--- Selected extract ---

The simplest way to run HilbertAxiom.ml is this.
In a terminal window (or Emacs shell), move to your hol_light directory and paste in
these 3 commands, followed by a RETURN:
ocaml
#use "hol.ml";;
#use "RichterHilbertAxiomGeometry/make.ml";;

This will not work if you have already evaluated HilbertAxiom_read.ml,
because you will get an error
Exception: Failure "new_type: type point has already been declared".

You will see 190 or so definitions and proved theorems, in perhaps 15
minutes.  

How to check the Hilbert axiomatic geometry proofs HilbertAxiom.ml,
which are a formalization in the proof assistant HOL Light of
http://www.math.northwestern.edu/~richter/hilbert.pdf using Freek
Wiedijk's Mizar mode miz3.  This has only been checked on Linux.  I'll
also assume familiarity with the Emacs editor (version 23 or 24).

First a discussion of miz3.  There are a number of good proof
assistants to formalize mathematical proofs in, e.g. Coq, with which
the 4-color theorem proof was formalized.  There are a number of good
HOL proof assistants, e.g. HOL4 & Isabelle.  Two outstanding
advantages of HOL Light are Freek's miz3 and that HOL Light is the
preferred proof assistant of Tom Hales, who is ambituously trying to
formalize his proof of the Kepler sphere-packing theorem.  I suspect
that John Harrison's leadership is involved in both advantages.  

Mizar was the first proof assistant allowing readable formal
proofs. Miz3 now allows readable formal proofs in HOL Light.  Miz3
mostly resembles Mizar in its syntax (let, assume, thus, proof, by,
end, consider, suppose, cases, ...)  and proof structure.  The Mizar
type system and vocabulary (both quite confusing to beginners) is gone
from miz3.  As in Mizar, each line in a miz3 proof is of the form
statement by list;
so the statement is supposed to be justified by the list of results.
But the "by justification" in Mizar is quite different from that in
miz3.  The miz3 by justification is mostly performed by the HOL Light
FOL prover MESON, which is quite powerful, so in miz3, one can skip
steps that could not be skipped in Mizar, which seems to have
intentionally weakened the by justification in order to encourage
readable proofs.  Miz3 has no such intentional weakness (although
timeout must be set to a high value to skip steps), but MESON is not
particularly good at equational reasoning, as one sees in this example
from the Hilbert code (using fancy fonts for readability):

let B4 = new_axiom
  `∀ l A B C. Line l ∧ ¬Collinear A B C ∧ 
   A ∉ l ∧ B ∉ l ∧ C ∉ l ∧ 
   (∃ X. X ∈ l ∧ Between A X C) ⇒ 
   (∃ Y. Y ∈ l ∧ Between A Y B) ∨ (∃ Y. Y ∈ l ∧ Between B Y C)`;;

let B4' = thm `;
  ∀ l A B C. Line l ∧ ¬Collinear A B C ∧ 
   A ∉ l ∧ B ∉ l ∧ C ∉ l ∧ 
   (∃ X. X ∈ l ∧  X ∈ open (A,C)) ⇒
   (∃ Y. Y ∈ l ∧  Y ∈ open (A,B)) ∨ (∃ Y. Y ∈ l ∧  Y ∈ open (B,C))

---

- **Required work**
Please reproduce the HOL Light notes word for word between "Mizar was the" and "list of results.", inclusive.

--- Information supplied ---

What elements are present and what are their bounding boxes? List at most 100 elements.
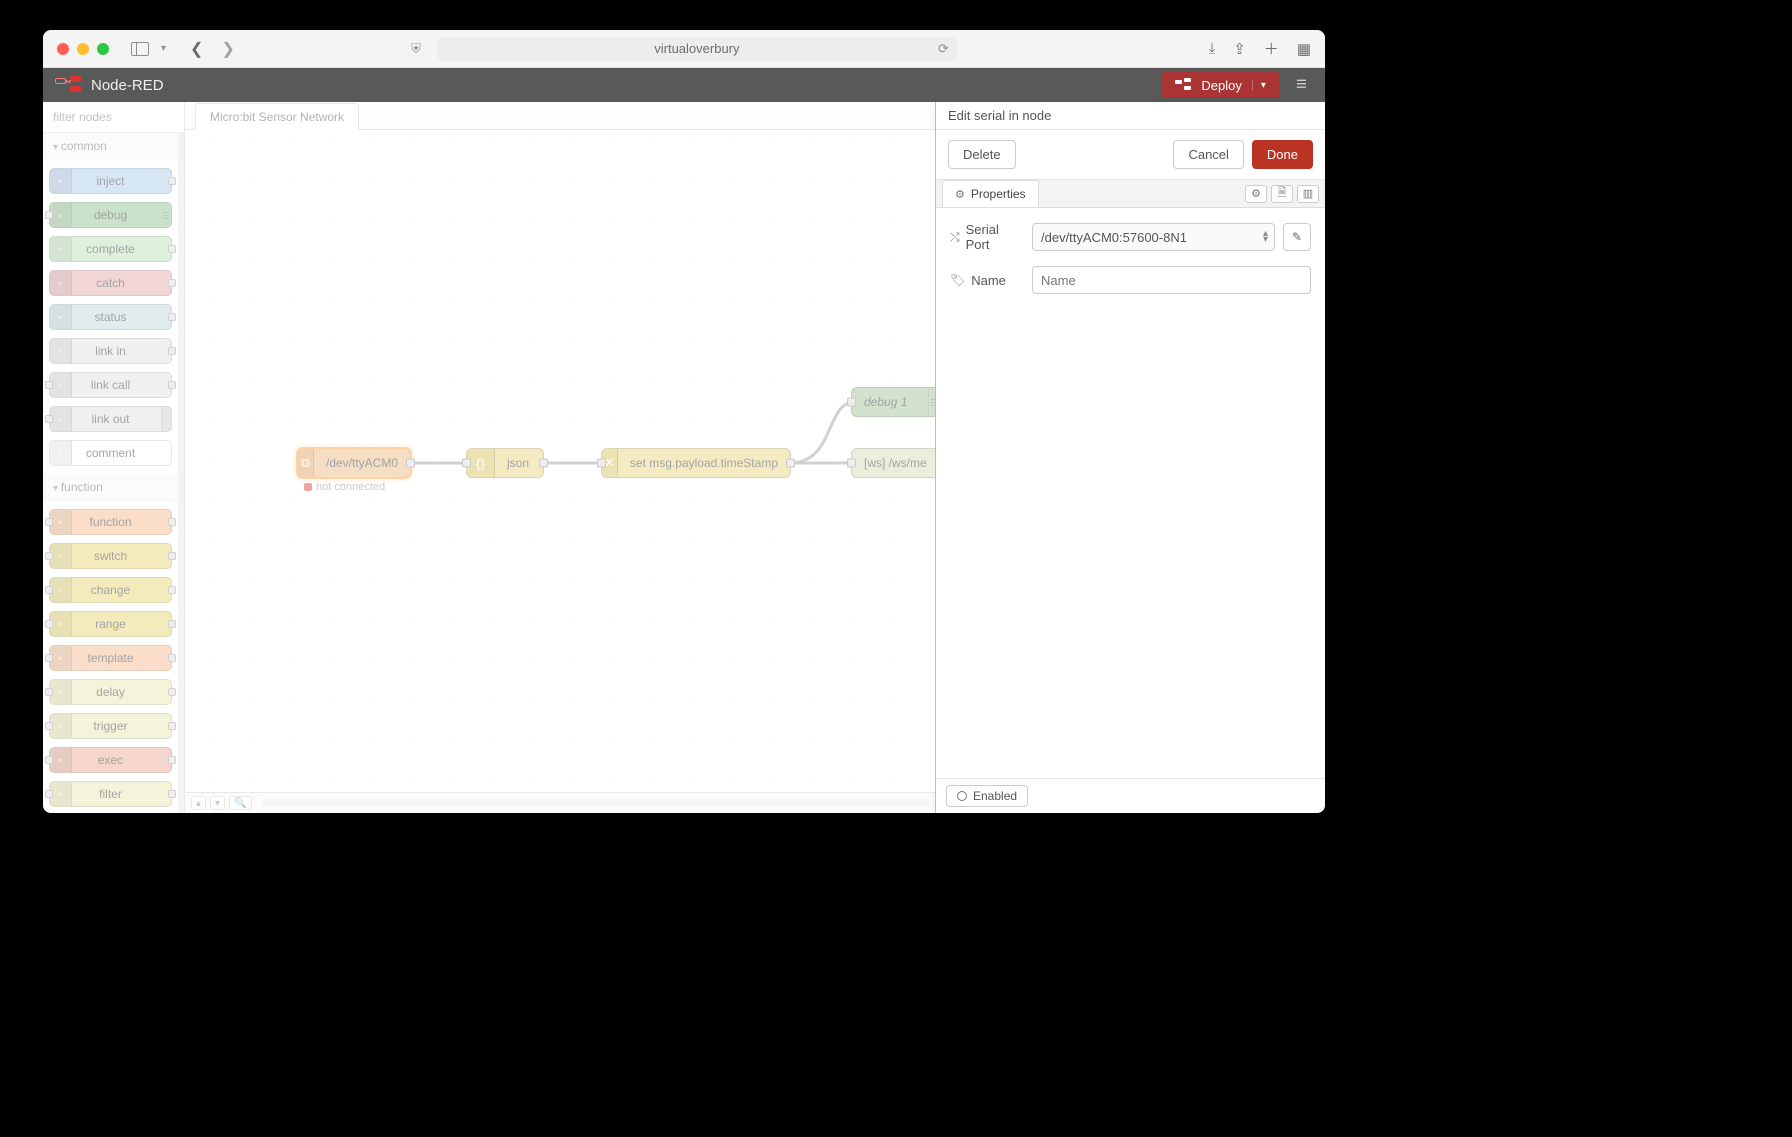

---

- **Problem solution**
Mizar was the first proof assistant allowing readable formal
proofs. Miz3 now allows readable formal proofs in HOL Light.  Miz3
mostly resembles Mizar in its syntax (let, assume, thus, proof, by,
end, consider, suppose, cases, ...)  and proof structure.  The Mizar
type system and vocabulary (both quite confusing to beginners) is gone
from miz3.  As in Mizar, each line in a miz3 proof is of the form
statement by list;
so the statement is supposed to be justified by the list of results.